* [Extracted records]
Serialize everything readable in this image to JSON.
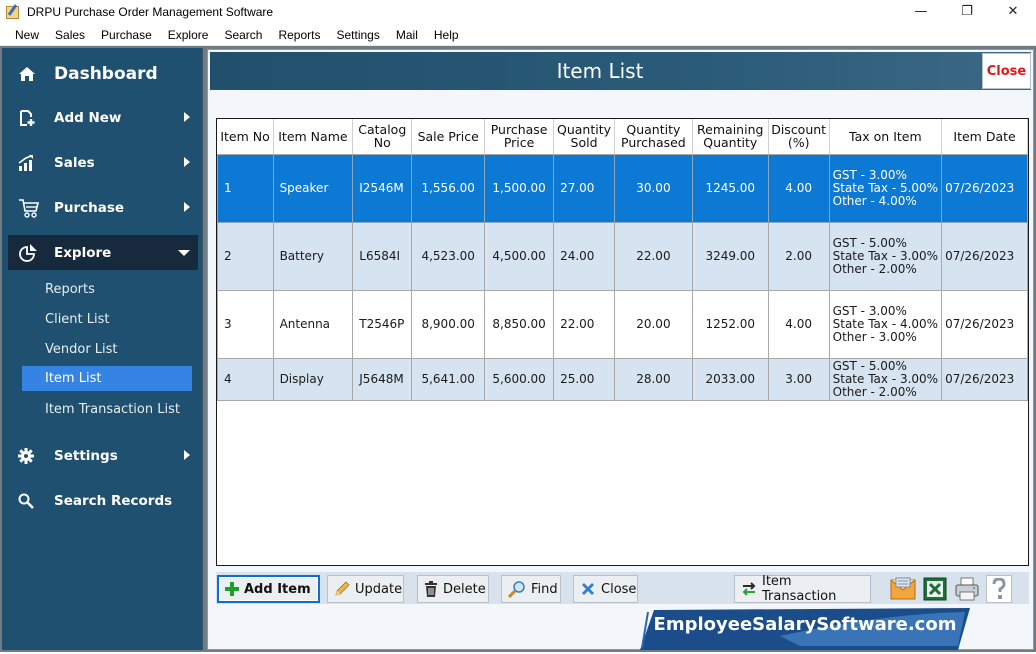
{
  "window": {
    "title": "DRPU Purchase Order Management Software",
    "controls": {
      "minimize": "—",
      "restore": "❐",
      "close": "✕"
    }
  },
  "menubar": [
    "New",
    "Sales",
    "Purchase",
    "Explore",
    "Search",
    "Reports",
    "Settings",
    "Mail",
    "Help"
  ],
  "sidebar": {
    "dashboard": {
      "label": "Dashboard",
      "icon": "home-icon"
    },
    "main_items": [
      {
        "label": "Add New",
        "icon": "add-document-icon",
        "has_arrow": true
      },
      {
        "label": "Sales",
        "icon": "sales-chart-icon",
        "has_arrow": true
      },
      {
        "label": "Purchase",
        "icon": "cart-icon",
        "has_arrow": true
      },
      {
        "label": "Explore",
        "icon": "pie-chart-icon",
        "expanded": true
      }
    ],
    "explore_sub": [
      "Reports",
      "Client List",
      "Vendor List",
      "Item List",
      "Item Transaction List"
    ],
    "active_sub": "Item List",
    "bottom_items": [
      {
        "label": "Settings",
        "icon": "gear-icon",
        "has_arrow": true
      },
      {
        "label": "Search Records",
        "icon": "search-icon"
      }
    ]
  },
  "content": {
    "title": "Item List",
    "close_label": "Close"
  },
  "table": {
    "columns": [
      "Item No",
      "Item Name",
      "Catalog No",
      "Sale Price",
      "Purchase Price",
      "Quantity Sold",
      "Quantity Purchased",
      "Remaining Quantity",
      "Discount (%)",
      "Tax on Item",
      "Item Date"
    ],
    "column_lines": [
      [
        "Item No"
      ],
      [
        "Item Name"
      ],
      [
        "Catalog",
        "No"
      ],
      [
        "Sale Price"
      ],
      [
        "Purchase",
        "Price"
      ],
      [
        "Quantity",
        "Sold"
      ],
      [
        "Quantity",
        "Purchased"
      ],
      [
        "Remaining",
        "Quantity"
      ],
      [
        "Discount",
        "(%)"
      ],
      [
        "Tax on Item"
      ],
      [
        "Item Date"
      ]
    ],
    "selected_row": 0,
    "rows": [
      {
        "item_no": "1",
        "item_name": "Speaker",
        "catalog_no": "I2546M",
        "sale_price": "1,556.00",
        "purchase_price": "1,500.00",
        "qty_sold": "27.00",
        "qty_purchased": "30.00",
        "remaining_qty": "1245.00",
        "discount": "4.00",
        "tax": [
          "GST - 3.00%",
          "State Tax - 5.00%",
          "Other - 4.00%"
        ],
        "date": "07/26/2023"
      },
      {
        "item_no": "2",
        "item_name": "Battery",
        "catalog_no": "L6584I",
        "sale_price": "4,523.00",
        "purchase_price": "4,500.00",
        "qty_sold": "24.00",
        "qty_purchased": "22.00",
        "remaining_qty": "3249.00",
        "discount": "2.00",
        "tax": [
          "GST - 5.00%",
          "State Tax - 3.00%",
          "Other - 2.00%"
        ],
        "date": "07/26/2023"
      },
      {
        "item_no": "3",
        "item_name": "Antenna",
        "catalog_no": "T2546P",
        "sale_price": "8,900.00",
        "purchase_price": "8,850.00",
        "qty_sold": "22.00",
        "qty_purchased": "20.00",
        "remaining_qty": "1252.00",
        "discount": "4.00",
        "tax": [
          "GST - 3.00%",
          "State Tax - 4.00%",
          "Other - 3.00%"
        ],
        "date": "07/26/2023"
      },
      {
        "item_no": "4",
        "item_name": "Display",
        "catalog_no": "J5648M",
        "sale_price": "5,641.00",
        "purchase_price": "5,600.00",
        "qty_sold": "25.00",
        "qty_purchased": "28.00",
        "remaining_qty": "2033.00",
        "discount": "3.00",
        "tax": [
          "GST - 5.00%",
          "State Tax - 3.00%",
          "Other - 2.00%"
        ],
        "date": "07/26/2023"
      }
    ]
  },
  "buttons": {
    "add_item": "Add Item",
    "update": "Update",
    "delete": "Delete",
    "find": "Find",
    "close": "Close",
    "item_transaction": "Item Transaction",
    "icon_buttons": [
      "mail-icon",
      "excel-icon",
      "printer-icon",
      "help-icon"
    ]
  },
  "banner": {
    "text": "EmployeeSalarySoftware.com"
  },
  "colors": {
    "sidebar_bg": "#1f506f",
    "sidebar_expanded_bg": "#172a3d",
    "sidebar_active_sub": "#3584e4",
    "header_bg": "#21506c",
    "selected_row": "#0c79d4",
    "alt_row": "#d6e4f1",
    "close_red": "#e2161b"
  }
}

* [What you need to do] Output an exact copy of the material, with the pictures removed.

* [Task solution]
Serialize everything readable in this image to JSON.
{
  "window": {
    "title": "DRPU Purchase Order Management Software",
    "controls": {
      "minimize": "—",
      "restore": "❐",
      "close": "✕"
    }
  },
  "menubar": [
    "New",
    "Sales",
    "Purchase",
    "Explore",
    "Search",
    "Reports",
    "Settings",
    "Mail",
    "Help"
  ],
  "sidebar": {
    "dashboard": {
      "label": "Dashboard",
      "icon": "home-icon"
    },
    "main_items": [
      {
        "label": "Add New",
        "icon": "add-document-icon",
        "has_arrow": true
      },
      {
        "label": "Sales",
        "icon": "sales-chart-icon",
        "has_arrow": true
      },
      {
        "label": "Purchase",
        "icon": "cart-icon",
        "has_arrow": true
      },
      {
        "label": "Explore",
        "icon": "pie-chart-icon",
        "expanded": true
      }
    ],
    "explore_sub": [
      "Reports",
      "Client List",
      "Vendor List",
      "Item List",
      "Item Transaction List"
    ],
    "active_sub": "Item List",
    "bottom_items": [
      {
        "label": "Settings",
        "icon": "gear-icon",
        "has_arrow": true
      },
      {
        "label": "Search Records",
        "icon": "search-icon"
      }
    ]
  },
  "content": {
    "title": "Item List",
    "close_label": "Close"
  },
  "table": {
    "columns": [
      "Item No",
      "Item Name",
      "Catalog No",
      "Sale Price",
      "Purchase Price",
      "Quantity Sold",
      "Quantity Purchased",
      "Remaining Quantity",
      "Discount (%)",
      "Tax on Item",
      "Item Date"
    ],
    "column_lines": [
      [
        "Item No"
      ],
      [
        "Item Name"
      ],
      [
        "Catalog",
        "No"
      ],
      [
        "Sale Price"
      ],
      [
        "Purchase",
        "Price"
      ],
      [
        "Quantity",
        "Sold"
      ],
      [
        "Quantity",
        "Purchased"
      ],
      [
        "Remaining",
        "Quantity"
      ],
      [
        "Discount",
        "(%)"
      ],
      [
        "Tax on Item"
      ],
      [
        "Item Date"
      ]
    ],
    "selected_row": 0,
    "rows": [
      {
        "item_no": "1",
        "item_name": "Speaker",
        "catalog_no": "I2546M",
        "sale_price": "1,556.00",
        "purchase_price": "1,500.00",
        "qty_sold": "27.00",
        "qty_purchased": "30.00",
        "remaining_qty": "1245.00",
        "discount": "4.00",
        "tax": [
          "GST - 3.00%",
          "State Tax - 5.00%",
          "Other - 4.00%"
        ],
        "date": "07/26/2023"
      },
      {
        "item_no": "2",
        "item_name": "Battery",
        "catalog_no": "L6584I",
        "sale_price": "4,523.00",
        "purchase_price": "4,500.00",
        "qty_sold": "24.00",
        "qty_purchased": "22.00",
        "remaining_qty": "3249.00",
        "discount": "2.00",
        "tax": [
          "GST - 5.00%",
          "State Tax - 3.00%",
          "Other - 2.00%"
        ],
        "date": "07/26/2023"
      },
      {
        "item_no": "3",
        "item_name": "Antenna",
        "catalog_no": "T2546P",
        "sale_price": "8,900.00",
        "purchase_price": "8,850.00",
        "qty_sold": "22.00",
        "qty_purchased": "20.00",
        "remaining_qty": "1252.00",
        "discount": "4.00",
        "tax": [
          "GST - 3.00%",
          "State Tax - 4.00%",
          "Other - 3.00%"
        ],
        "date": "07/26/2023"
      },
      {
        "item_no": "4",
        "item_name": "Display",
        "catalog_no": "J5648M",
        "sale_price": "5,641.00",
        "purchase_price": "5,600.00",
        "qty_sold": "25.00",
        "qty_purchased": "28.00",
        "remaining_qty": "2033.00",
        "discount": "3.00",
        "tax": [
          "GST - 5.00%",
          "State Tax - 3.00%",
          "Other - 2.00%"
        ],
        "date": "07/26/2023"
      }
    ]
  },
  "buttons": {
    "add_item": "Add Item",
    "update": "Update",
    "delete": "Delete",
    "find": "Find",
    "close": "Close",
    "item_transaction": "Item Transaction",
    "icon_buttons": [
      "mail-icon",
      "excel-icon",
      "printer-icon",
      "help-icon"
    ]
  },
  "banner": {
    "text": "EmployeeSalarySoftware.com"
  },
  "colors": {
    "sidebar_bg": "#1f506f",
    "sidebar_expanded_bg": "#172a3d",
    "sidebar_active_sub": "#3584e4",
    "header_bg": "#21506c",
    "selected_row": "#0c79d4",
    "alt_row": "#d6e4f1",
    "close_red": "#e2161b"
  }
}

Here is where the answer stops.